WHAT IS ASKED: Search the material and gather each line with "type" in it.

EXCERPTED RECORDS:
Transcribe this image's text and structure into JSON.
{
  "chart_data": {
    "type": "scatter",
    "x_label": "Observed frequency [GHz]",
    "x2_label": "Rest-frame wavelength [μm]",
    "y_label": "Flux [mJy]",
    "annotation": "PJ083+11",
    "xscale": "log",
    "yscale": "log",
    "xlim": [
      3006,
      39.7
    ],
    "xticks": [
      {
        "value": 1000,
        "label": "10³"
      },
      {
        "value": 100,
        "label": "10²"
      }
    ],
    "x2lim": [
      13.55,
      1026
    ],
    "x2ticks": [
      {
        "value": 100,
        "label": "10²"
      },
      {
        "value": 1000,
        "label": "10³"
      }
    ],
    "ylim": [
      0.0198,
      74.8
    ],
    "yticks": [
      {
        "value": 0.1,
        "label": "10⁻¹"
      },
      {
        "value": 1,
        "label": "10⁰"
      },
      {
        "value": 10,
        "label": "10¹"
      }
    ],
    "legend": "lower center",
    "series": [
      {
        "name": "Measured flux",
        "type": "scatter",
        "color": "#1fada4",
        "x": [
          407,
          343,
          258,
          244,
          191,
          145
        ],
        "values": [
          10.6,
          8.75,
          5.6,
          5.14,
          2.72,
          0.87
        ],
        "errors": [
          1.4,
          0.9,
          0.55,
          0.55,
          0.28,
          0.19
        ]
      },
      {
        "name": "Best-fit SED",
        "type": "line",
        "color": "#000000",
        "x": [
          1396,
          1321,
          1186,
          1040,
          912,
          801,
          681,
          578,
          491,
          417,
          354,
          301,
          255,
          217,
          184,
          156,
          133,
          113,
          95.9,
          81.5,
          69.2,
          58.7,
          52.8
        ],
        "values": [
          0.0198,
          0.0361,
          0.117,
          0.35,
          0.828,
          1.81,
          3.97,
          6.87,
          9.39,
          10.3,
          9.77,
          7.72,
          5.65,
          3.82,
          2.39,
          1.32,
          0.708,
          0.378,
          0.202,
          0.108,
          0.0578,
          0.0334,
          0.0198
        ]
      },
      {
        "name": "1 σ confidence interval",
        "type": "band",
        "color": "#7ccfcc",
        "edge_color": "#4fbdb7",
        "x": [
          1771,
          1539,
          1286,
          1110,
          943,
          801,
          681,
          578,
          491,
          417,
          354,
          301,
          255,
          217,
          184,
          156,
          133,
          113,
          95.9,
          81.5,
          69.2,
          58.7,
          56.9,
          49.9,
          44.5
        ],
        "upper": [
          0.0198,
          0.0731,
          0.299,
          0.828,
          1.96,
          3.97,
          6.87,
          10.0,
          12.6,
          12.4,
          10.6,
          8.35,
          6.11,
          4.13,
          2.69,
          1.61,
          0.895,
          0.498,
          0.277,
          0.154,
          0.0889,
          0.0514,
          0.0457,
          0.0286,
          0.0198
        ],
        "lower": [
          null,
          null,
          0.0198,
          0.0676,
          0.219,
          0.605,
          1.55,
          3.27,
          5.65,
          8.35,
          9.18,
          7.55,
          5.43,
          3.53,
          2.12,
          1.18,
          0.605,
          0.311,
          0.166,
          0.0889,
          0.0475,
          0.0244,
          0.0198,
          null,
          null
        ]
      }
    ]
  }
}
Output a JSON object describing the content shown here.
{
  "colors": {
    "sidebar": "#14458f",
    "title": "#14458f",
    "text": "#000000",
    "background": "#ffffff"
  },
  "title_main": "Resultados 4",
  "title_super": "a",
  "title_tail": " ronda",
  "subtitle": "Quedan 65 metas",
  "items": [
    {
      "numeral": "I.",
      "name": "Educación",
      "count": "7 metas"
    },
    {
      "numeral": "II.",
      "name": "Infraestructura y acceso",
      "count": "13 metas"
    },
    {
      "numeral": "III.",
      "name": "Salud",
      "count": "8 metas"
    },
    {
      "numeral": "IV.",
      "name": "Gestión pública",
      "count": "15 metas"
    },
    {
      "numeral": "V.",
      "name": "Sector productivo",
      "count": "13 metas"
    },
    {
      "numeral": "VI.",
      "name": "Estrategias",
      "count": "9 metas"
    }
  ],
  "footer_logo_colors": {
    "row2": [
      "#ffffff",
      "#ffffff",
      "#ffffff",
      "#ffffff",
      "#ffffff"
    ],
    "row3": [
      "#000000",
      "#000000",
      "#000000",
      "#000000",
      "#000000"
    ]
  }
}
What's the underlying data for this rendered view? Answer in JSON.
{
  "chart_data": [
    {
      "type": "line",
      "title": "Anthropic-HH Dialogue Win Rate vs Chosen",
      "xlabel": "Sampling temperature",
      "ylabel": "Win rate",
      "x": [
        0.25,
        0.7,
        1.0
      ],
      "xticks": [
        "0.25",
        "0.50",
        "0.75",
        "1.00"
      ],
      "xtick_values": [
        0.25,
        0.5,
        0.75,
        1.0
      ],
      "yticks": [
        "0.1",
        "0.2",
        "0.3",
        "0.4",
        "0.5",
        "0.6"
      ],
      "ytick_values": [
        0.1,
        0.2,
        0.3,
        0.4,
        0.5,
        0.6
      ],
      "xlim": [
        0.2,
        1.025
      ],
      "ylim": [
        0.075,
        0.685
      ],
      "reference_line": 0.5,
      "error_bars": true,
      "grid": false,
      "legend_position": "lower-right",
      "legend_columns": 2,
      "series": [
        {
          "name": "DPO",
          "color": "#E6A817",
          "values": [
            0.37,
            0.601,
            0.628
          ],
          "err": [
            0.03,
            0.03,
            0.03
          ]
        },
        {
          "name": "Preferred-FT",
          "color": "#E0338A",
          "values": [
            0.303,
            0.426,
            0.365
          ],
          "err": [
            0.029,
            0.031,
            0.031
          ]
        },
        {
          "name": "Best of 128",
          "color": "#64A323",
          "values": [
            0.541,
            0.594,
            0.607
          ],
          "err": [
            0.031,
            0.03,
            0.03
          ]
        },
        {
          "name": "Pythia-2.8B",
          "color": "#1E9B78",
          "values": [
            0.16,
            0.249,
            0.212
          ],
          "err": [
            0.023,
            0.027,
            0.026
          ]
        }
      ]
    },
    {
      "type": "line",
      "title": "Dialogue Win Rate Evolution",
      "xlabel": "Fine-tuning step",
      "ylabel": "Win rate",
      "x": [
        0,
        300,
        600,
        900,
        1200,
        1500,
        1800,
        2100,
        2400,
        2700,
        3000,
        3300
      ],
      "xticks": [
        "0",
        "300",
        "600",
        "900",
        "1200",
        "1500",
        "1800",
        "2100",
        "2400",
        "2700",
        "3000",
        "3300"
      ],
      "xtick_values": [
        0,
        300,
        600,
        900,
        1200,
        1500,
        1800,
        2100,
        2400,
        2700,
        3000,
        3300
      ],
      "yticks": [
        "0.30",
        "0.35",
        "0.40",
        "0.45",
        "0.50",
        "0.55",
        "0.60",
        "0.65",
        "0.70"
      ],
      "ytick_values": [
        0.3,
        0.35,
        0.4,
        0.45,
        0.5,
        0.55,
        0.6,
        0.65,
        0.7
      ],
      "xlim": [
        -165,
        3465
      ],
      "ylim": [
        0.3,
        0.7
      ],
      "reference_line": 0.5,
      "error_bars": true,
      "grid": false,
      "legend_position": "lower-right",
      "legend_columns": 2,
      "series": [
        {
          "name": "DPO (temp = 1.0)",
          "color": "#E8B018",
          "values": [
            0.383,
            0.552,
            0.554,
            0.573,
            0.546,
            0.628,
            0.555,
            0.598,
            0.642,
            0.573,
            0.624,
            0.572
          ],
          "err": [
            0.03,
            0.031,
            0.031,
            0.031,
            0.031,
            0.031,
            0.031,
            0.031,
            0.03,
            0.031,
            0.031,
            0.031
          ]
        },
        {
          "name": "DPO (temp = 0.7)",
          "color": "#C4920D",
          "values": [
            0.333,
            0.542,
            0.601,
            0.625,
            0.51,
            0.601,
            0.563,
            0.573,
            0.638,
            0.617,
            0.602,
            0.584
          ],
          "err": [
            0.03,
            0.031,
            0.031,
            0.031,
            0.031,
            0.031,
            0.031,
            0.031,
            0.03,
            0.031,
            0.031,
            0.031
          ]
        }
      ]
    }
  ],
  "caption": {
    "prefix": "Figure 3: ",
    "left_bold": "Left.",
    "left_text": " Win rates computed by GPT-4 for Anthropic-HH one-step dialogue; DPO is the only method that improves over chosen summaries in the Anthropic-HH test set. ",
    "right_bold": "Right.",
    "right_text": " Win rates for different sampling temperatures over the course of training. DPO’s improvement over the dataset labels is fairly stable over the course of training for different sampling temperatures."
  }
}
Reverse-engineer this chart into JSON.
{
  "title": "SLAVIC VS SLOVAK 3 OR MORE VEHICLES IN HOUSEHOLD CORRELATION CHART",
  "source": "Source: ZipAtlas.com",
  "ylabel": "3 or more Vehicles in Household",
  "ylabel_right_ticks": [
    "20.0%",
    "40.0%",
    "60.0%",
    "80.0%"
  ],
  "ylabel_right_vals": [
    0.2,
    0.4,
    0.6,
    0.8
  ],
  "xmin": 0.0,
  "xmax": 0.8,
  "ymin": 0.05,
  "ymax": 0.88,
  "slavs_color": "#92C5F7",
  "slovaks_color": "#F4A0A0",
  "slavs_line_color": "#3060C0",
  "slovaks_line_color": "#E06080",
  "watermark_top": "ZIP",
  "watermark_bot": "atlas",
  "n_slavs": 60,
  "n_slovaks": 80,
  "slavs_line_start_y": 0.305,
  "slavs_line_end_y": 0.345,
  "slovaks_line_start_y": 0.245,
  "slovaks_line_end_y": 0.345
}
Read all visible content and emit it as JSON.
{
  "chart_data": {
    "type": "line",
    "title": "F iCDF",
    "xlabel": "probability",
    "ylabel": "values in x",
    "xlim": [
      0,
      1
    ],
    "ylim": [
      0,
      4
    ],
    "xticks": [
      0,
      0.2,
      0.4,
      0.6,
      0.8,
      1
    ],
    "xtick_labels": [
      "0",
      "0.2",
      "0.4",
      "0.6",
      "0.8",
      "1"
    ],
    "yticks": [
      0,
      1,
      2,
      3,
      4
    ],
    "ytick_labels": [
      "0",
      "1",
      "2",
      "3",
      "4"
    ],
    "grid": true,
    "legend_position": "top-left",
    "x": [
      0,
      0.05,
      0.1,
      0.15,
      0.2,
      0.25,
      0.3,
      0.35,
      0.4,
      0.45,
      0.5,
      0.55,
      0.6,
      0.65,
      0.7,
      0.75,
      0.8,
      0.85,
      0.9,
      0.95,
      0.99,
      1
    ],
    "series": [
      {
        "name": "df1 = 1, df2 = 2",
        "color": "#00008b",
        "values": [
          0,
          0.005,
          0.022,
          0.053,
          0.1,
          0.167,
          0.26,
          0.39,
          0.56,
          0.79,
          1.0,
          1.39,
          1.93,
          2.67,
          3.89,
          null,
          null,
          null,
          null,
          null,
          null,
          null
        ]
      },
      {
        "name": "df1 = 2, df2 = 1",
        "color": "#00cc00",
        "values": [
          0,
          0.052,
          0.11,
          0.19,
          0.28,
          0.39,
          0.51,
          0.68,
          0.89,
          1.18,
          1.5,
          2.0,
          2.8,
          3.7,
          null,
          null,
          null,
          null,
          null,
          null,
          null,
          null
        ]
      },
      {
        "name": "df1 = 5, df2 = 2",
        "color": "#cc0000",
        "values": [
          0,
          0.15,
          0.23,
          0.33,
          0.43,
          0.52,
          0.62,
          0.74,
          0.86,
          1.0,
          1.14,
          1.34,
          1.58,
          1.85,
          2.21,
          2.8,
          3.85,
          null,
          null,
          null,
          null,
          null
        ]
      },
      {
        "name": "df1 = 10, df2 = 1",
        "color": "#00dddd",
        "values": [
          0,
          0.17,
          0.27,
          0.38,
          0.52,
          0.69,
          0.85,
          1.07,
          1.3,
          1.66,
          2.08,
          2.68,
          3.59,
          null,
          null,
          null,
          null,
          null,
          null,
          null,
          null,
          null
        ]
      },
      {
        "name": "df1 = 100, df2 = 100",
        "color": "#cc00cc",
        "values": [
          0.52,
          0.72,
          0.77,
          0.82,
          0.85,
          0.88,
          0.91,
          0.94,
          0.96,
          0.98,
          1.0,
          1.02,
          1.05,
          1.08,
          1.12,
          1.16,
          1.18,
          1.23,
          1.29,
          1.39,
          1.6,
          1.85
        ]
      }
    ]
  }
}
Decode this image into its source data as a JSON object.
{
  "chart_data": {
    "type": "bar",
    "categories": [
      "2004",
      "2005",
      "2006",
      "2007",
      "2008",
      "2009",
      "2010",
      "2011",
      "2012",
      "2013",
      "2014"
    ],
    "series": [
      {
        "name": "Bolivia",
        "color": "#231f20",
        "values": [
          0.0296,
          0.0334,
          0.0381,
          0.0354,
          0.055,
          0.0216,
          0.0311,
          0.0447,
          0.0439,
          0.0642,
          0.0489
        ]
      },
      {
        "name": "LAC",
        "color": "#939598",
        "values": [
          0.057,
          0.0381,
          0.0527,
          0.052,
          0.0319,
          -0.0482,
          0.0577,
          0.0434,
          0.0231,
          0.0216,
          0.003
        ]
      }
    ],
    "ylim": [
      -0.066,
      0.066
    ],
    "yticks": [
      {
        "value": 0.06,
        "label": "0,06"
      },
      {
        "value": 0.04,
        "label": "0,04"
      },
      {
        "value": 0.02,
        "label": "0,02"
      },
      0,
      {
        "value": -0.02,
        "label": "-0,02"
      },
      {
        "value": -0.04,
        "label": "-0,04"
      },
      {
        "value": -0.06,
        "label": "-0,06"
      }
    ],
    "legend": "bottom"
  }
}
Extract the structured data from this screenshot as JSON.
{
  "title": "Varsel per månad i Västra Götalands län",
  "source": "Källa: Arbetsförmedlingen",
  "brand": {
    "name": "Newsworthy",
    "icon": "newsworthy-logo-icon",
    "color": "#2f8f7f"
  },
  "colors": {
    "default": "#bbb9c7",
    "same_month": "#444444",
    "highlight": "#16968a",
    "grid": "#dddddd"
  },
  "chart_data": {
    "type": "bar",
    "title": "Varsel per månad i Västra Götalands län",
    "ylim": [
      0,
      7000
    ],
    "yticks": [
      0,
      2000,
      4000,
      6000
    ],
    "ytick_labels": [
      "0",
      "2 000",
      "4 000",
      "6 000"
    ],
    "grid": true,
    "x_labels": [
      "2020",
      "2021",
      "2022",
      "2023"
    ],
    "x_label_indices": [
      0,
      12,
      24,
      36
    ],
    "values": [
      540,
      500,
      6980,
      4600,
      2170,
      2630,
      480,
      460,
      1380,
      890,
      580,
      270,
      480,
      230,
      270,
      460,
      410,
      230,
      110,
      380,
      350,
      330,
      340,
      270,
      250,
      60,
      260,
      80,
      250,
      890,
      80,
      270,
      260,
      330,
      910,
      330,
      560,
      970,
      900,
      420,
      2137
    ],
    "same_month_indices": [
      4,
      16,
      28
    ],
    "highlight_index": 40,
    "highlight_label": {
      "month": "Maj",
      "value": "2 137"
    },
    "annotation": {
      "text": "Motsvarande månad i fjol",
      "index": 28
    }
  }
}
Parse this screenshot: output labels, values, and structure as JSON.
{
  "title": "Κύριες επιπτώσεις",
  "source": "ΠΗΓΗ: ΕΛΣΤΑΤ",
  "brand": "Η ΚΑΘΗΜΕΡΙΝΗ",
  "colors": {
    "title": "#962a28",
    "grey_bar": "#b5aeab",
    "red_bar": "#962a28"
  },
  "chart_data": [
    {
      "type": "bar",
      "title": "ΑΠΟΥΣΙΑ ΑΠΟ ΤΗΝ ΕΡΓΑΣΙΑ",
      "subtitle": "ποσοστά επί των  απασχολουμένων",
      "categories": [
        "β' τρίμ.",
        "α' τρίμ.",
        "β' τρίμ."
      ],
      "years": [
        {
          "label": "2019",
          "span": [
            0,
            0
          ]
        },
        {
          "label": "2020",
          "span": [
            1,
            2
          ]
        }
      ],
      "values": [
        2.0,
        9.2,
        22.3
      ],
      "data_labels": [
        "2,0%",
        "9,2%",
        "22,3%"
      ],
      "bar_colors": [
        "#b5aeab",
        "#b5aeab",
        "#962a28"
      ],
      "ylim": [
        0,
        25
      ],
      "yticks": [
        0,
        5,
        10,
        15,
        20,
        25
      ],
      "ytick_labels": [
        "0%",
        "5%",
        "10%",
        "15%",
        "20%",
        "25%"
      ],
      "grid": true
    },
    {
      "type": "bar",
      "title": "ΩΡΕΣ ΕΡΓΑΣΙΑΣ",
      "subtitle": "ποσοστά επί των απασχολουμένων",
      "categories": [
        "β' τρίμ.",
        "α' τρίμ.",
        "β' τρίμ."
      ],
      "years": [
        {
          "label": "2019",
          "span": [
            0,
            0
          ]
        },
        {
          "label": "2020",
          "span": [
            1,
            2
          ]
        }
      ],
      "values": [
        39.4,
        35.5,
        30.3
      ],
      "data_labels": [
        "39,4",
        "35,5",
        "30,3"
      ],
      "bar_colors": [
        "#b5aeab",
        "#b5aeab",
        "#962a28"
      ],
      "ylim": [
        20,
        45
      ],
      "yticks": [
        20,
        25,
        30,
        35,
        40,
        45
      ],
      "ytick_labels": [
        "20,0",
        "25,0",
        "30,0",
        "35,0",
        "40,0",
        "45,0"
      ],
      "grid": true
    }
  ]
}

FULL ANSWER:
    "type": "scatter",
        "type": "scatter",
        "type": "line",
        "type": "band",
      "type": "line",
      "type": "line",
    "type": "line",
    "type": "bar",
    "type": "bar",
      "type": "bar",
      "type": "bar",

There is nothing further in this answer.